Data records
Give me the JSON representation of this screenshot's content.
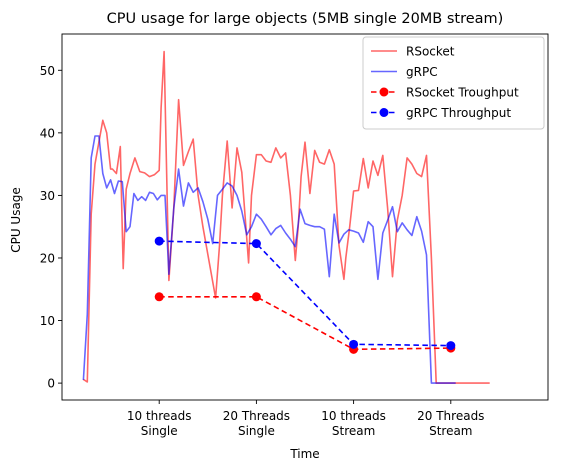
{
  "chart_data": {
    "type": "line",
    "title": "CPU usage for large objects (5MB single 20MB stream)",
    "xlabel": "Time",
    "ylabel": "CPU Usage",
    "ylim": [
      -2.7,
      55.8
    ],
    "xlim": [
      -0.5,
      4.5
    ],
    "grid": false,
    "legend_position": "top-right",
    "x_ticks": [
      {
        "x": 0.5,
        "lines": [
          "10 threads",
          "Single"
        ]
      },
      {
        "x": 1.5,
        "lines": [
          "20 Threads",
          "Single"
        ]
      },
      {
        "x": 2.5,
        "lines": [
          "10 threads",
          "Stream"
        ]
      },
      {
        "x": 3.5,
        "lines": [
          "20 Threads",
          "Stream"
        ]
      }
    ],
    "y_ticks": [
      0,
      10,
      20,
      30,
      40,
      50
    ],
    "series": [
      {
        "name": "RSocket",
        "color": "#ff0000",
        "opacity": 0.6,
        "style": "solid",
        "marker": false,
        "x": [
          -0.28,
          -0.24,
          -0.2,
          -0.16,
          -0.12,
          -0.08,
          -0.04,
          0.0,
          0.02,
          0.06,
          0.1,
          0.13,
          0.16,
          0.2,
          0.25,
          0.3,
          0.35,
          0.4,
          0.45,
          0.5,
          0.52,
          0.55,
          0.6,
          0.65,
          0.7,
          0.75,
          0.8,
          0.85,
          0.9,
          0.95,
          1.08,
          1.12,
          1.15,
          1.2,
          1.25,
          1.3,
          1.35,
          1.42,
          1.45,
          1.5,
          1.55,
          1.6,
          1.65,
          1.7,
          1.75,
          1.8,
          1.85,
          1.9,
          1.93,
          1.96,
          2.0,
          2.05,
          2.1,
          2.15,
          2.2,
          2.25,
          2.3,
          2.35,
          2.4,
          2.42,
          2.46,
          2.5,
          2.55,
          2.6,
          2.65,
          2.7,
          2.75,
          2.8,
          2.85,
          2.9,
          2.95,
          3.0,
          3.05,
          3.1,
          3.15,
          3.2,
          3.25,
          3.3,
          3.35,
          3.4,
          3.45,
          3.5,
          3.55,
          3.6,
          3.65,
          3.7,
          3.75,
          3.8,
          3.85,
          3.9
        ],
        "y": [
          0.6,
          0.2,
          27,
          35,
          38.5,
          42,
          40,
          34.2,
          34.2,
          33.5,
          37.8,
          18.3,
          31,
          33.5,
          36,
          33.8,
          33.6,
          33,
          33.3,
          34,
          44,
          53,
          16.4,
          28,
          45.3,
          34.8,
          37,
          39,
          30,
          25,
          13.6,
          22,
          30,
          38.7,
          28,
          37.6,
          33.7,
          19.2,
          30,
          36.5,
          36.5,
          35.5,
          35.3,
          37.6,
          36,
          36.8,
          30,
          19.6,
          25,
          33,
          38.5,
          30.3,
          37.2,
          35.3,
          35,
          37.3,
          35,
          22,
          16.6,
          20,
          25,
          30.7,
          30.8,
          35.9,
          31.2,
          35.5,
          33.2,
          36.4,
          28,
          17,
          26,
          30,
          36,
          35,
          33.5,
          33,
          36.4,
          20,
          0,
          0,
          0,
          0,
          0,
          0,
          0,
          0,
          0,
          0,
          0,
          0
        ],
        "note_trim": 82
      },
      {
        "name": "gRPC",
        "color": "#0000ff",
        "opacity": 0.6,
        "style": "solid",
        "marker": false,
        "x": [
          -0.28,
          -0.24,
          -0.2,
          -0.16,
          -0.12,
          -0.08,
          -0.04,
          0.0,
          0.04,
          0.08,
          0.12,
          0.16,
          0.2,
          0.24,
          0.28,
          0.32,
          0.36,
          0.4,
          0.44,
          0.48,
          0.52,
          0.56,
          0.6,
          0.65,
          0.7,
          0.75,
          0.8,
          0.85,
          0.9,
          0.95,
          1.0,
          1.05,
          1.1,
          1.15,
          1.2,
          1.25,
          1.3,
          1.35,
          1.4,
          1.45,
          1.5,
          1.55,
          1.6,
          1.65,
          1.7,
          1.75,
          1.8,
          1.85,
          1.9,
          1.95,
          2.0,
          2.05,
          2.1,
          2.15,
          2.2,
          2.25,
          2.3,
          2.35,
          2.4,
          2.45,
          2.5,
          2.55,
          2.6,
          2.65,
          2.7,
          2.75,
          2.8,
          2.85,
          2.9,
          2.95,
          3.0,
          3.05,
          3.1,
          3.15,
          3.2,
          3.25,
          3.3,
          3.35,
          3.4,
          3.45,
          3.5,
          3.55
        ],
        "y": [
          0.5,
          11,
          36,
          39.5,
          39.5,
          33.5,
          31.2,
          32.5,
          30.3,
          32.3,
          32.2,
          24.2,
          25,
          30.3,
          29.2,
          29.8,
          29.2,
          30.5,
          30.3,
          29.3,
          30,
          30,
          17.4,
          28,
          34.2,
          28.3,
          32,
          30.5,
          31.2,
          29,
          26.2,
          22.3,
          30,
          31,
          32,
          31.5,
          30,
          27.5,
          23.7,
          25,
          27,
          26.2,
          25,
          23.7,
          24.7,
          25.2,
          24,
          23,
          21.8,
          27.8,
          25.5,
          25.2,
          25,
          25,
          24.6,
          17,
          27,
          22.4,
          23.8,
          24.5,
          24.3,
          24,
          22.5,
          25.8,
          25,
          16.6,
          24,
          26,
          28.2,
          24.2,
          25.6,
          24.5,
          23.6,
          26.6,
          24.3,
          20.5,
          0,
          0,
          0,
          0,
          0,
          0
        ]
      },
      {
        "name": "RSocket Troughput",
        "color": "#ff0000",
        "opacity": 1,
        "style": "dashed",
        "marker": true,
        "x": [
          0.5,
          1.5,
          2.5,
          3.5
        ],
        "y": [
          13.8,
          13.8,
          5.4,
          5.6
        ]
      },
      {
        "name": "gRPC Throughput",
        "color": "#0000ff",
        "opacity": 1,
        "style": "dashed",
        "marker": true,
        "x": [
          0.5,
          1.5,
          2.5,
          3.5
        ],
        "y": [
          22.7,
          22.3,
          6.2,
          6.0
        ]
      }
    ]
  }
}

→ **WHAT IS ASKED**: Pictures in the records must not appear in the copy; transcribe everything else precisely.

→ **THE SOLUTION**:
Give me the JSON representation of this screenshot's content.
{
  "chart_data": {
    "type": "line",
    "title": "CPU usage for large objects (5MB single 20MB stream)",
    "xlabel": "Time",
    "ylabel": "CPU Usage",
    "ylim": [
      -2.7,
      55.8
    ],
    "xlim": [
      -0.5,
      4.5
    ],
    "grid": false,
    "legend_position": "top-right",
    "x_ticks": [
      {
        "x": 0.5,
        "lines": [
          "10 threads",
          "Single"
        ]
      },
      {
        "x": 1.5,
        "lines": [
          "20 Threads",
          "Single"
        ]
      },
      {
        "x": 2.5,
        "lines": [
          "10 threads",
          "Stream"
        ]
      },
      {
        "x": 3.5,
        "lines": [
          "20 Threads",
          "Stream"
        ]
      }
    ],
    "y_ticks": [
      0,
      10,
      20,
      30,
      40,
      50
    ],
    "series": [
      {
        "name": "RSocket",
        "color": "#ff0000",
        "opacity": 0.6,
        "style": "solid",
        "marker": false,
        "x": [
          -0.28,
          -0.24,
          -0.2,
          -0.16,
          -0.12,
          -0.08,
          -0.04,
          0.0,
          0.02,
          0.06,
          0.1,
          0.13,
          0.16,
          0.2,
          0.25,
          0.3,
          0.35,
          0.4,
          0.45,
          0.5,
          0.52,
          0.55,
          0.6,
          0.65,
          0.7,
          0.75,
          0.8,
          0.85,
          0.9,
          0.95,
          1.08,
          1.12,
          1.15,
          1.2,
          1.25,
          1.3,
          1.35,
          1.42,
          1.45,
          1.5,
          1.55,
          1.6,
          1.65,
          1.7,
          1.75,
          1.8,
          1.85,
          1.9,
          1.93,
          1.96,
          2.0,
          2.05,
          2.1,
          2.15,
          2.2,
          2.25,
          2.3,
          2.35,
          2.4,
          2.42,
          2.46,
          2.5,
          2.55,
          2.6,
          2.65,
          2.7,
          2.75,
          2.8,
          2.85,
          2.9,
          2.95,
          3.0,
          3.05,
          3.1,
          3.15,
          3.2,
          3.25,
          3.3,
          3.35,
          3.4,
          3.45,
          3.5,
          3.55,
          3.6,
          3.65,
          3.7,
          3.75,
          3.8,
          3.85,
          3.9
        ],
        "y": [
          0.6,
          0.2,
          27,
          35,
          38.5,
          42,
          40,
          34.2,
          34.2,
          33.5,
          37.8,
          18.3,
          31,
          33.5,
          36,
          33.8,
          33.6,
          33,
          33.3,
          34,
          44,
          53,
          16.4,
          28,
          45.3,
          34.8,
          37,
          39,
          30,
          25,
          13.6,
          22,
          30,
          38.7,
          28,
          37.6,
          33.7,
          19.2,
          30,
          36.5,
          36.5,
          35.5,
          35.3,
          37.6,
          36,
          36.8,
          30,
          19.6,
          25,
          33,
          38.5,
          30.3,
          37.2,
          35.3,
          35,
          37.3,
          35,
          22,
          16.6,
          20,
          25,
          30.7,
          30.8,
          35.9,
          31.2,
          35.5,
          33.2,
          36.4,
          28,
          17,
          26,
          30,
          36,
          35,
          33.5,
          33,
          36.4,
          20,
          0,
          0,
          0,
          0,
          0,
          0,
          0,
          0,
          0,
          0,
          0,
          0
        ],
        "note_trim": 82
      },
      {
        "name": "gRPC",
        "color": "#0000ff",
        "opacity": 0.6,
        "style": "solid",
        "marker": false,
        "x": [
          -0.28,
          -0.24,
          -0.2,
          -0.16,
          -0.12,
          -0.08,
          -0.04,
          0.0,
          0.04,
          0.08,
          0.12,
          0.16,
          0.2,
          0.24,
          0.28,
          0.32,
          0.36,
          0.4,
          0.44,
          0.48,
          0.52,
          0.56,
          0.6,
          0.65,
          0.7,
          0.75,
          0.8,
          0.85,
          0.9,
          0.95,
          1.0,
          1.05,
          1.1,
          1.15,
          1.2,
          1.25,
          1.3,
          1.35,
          1.4,
          1.45,
          1.5,
          1.55,
          1.6,
          1.65,
          1.7,
          1.75,
          1.8,
          1.85,
          1.9,
          1.95,
          2.0,
          2.05,
          2.1,
          2.15,
          2.2,
          2.25,
          2.3,
          2.35,
          2.4,
          2.45,
          2.5,
          2.55,
          2.6,
          2.65,
          2.7,
          2.75,
          2.8,
          2.85,
          2.9,
          2.95,
          3.0,
          3.05,
          3.1,
          3.15,
          3.2,
          3.25,
          3.3,
          3.35,
          3.4,
          3.45,
          3.5,
          3.55
        ],
        "y": [
          0.5,
          11,
          36,
          39.5,
          39.5,
          33.5,
          31.2,
          32.5,
          30.3,
          32.3,
          32.2,
          24.2,
          25,
          30.3,
          29.2,
          29.8,
          29.2,
          30.5,
          30.3,
          29.3,
          30,
          30,
          17.4,
          28,
          34.2,
          28.3,
          32,
          30.5,
          31.2,
          29,
          26.2,
          22.3,
          30,
          31,
          32,
          31.5,
          30,
          27.5,
          23.7,
          25,
          27,
          26.2,
          25,
          23.7,
          24.7,
          25.2,
          24,
          23,
          21.8,
          27.8,
          25.5,
          25.2,
          25,
          25,
          24.6,
          17,
          27,
          22.4,
          23.8,
          24.5,
          24.3,
          24,
          22.5,
          25.8,
          25,
          16.6,
          24,
          26,
          28.2,
          24.2,
          25.6,
          24.5,
          23.6,
          26.6,
          24.3,
          20.5,
          0,
          0,
          0,
          0,
          0,
          0
        ]
      },
      {
        "name": "RSocket Troughput",
        "color": "#ff0000",
        "opacity": 1,
        "style": "dashed",
        "marker": true,
        "x": [
          0.5,
          1.5,
          2.5,
          3.5
        ],
        "y": [
          13.8,
          13.8,
          5.4,
          5.6
        ]
      },
      {
        "name": "gRPC Throughput",
        "color": "#0000ff",
        "opacity": 1,
        "style": "dashed",
        "marker": true,
        "x": [
          0.5,
          1.5,
          2.5,
          3.5
        ],
        "y": [
          22.7,
          22.3,
          6.2,
          6.0
        ]
      }
    ]
  }
}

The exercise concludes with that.